━━━ Task input
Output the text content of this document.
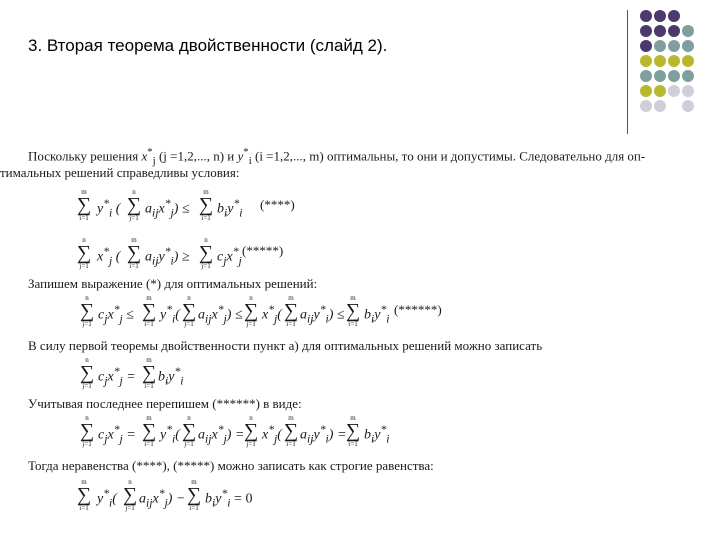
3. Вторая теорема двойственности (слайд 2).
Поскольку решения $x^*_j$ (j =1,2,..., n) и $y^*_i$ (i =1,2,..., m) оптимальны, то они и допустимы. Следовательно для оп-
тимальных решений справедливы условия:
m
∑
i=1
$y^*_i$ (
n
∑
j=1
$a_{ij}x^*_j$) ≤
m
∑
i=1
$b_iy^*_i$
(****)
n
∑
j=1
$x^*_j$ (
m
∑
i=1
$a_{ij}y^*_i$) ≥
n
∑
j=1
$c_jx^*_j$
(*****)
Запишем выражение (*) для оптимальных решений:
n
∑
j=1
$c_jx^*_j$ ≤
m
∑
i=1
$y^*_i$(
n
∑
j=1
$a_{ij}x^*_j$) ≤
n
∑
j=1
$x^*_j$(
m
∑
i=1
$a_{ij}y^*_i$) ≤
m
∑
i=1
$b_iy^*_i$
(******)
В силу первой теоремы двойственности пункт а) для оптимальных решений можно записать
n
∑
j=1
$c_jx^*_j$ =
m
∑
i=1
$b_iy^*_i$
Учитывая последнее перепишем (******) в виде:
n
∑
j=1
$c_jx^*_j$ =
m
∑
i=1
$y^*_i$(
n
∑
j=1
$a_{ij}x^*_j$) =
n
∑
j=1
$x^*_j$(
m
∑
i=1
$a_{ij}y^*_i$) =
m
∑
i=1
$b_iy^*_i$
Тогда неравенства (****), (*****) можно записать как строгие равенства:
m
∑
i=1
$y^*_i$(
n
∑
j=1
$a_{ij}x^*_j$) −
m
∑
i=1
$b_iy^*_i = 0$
━━━━━━
* Task goal: Tally every line of the data that holds the word "решений" and write the count alone.

* The output: 3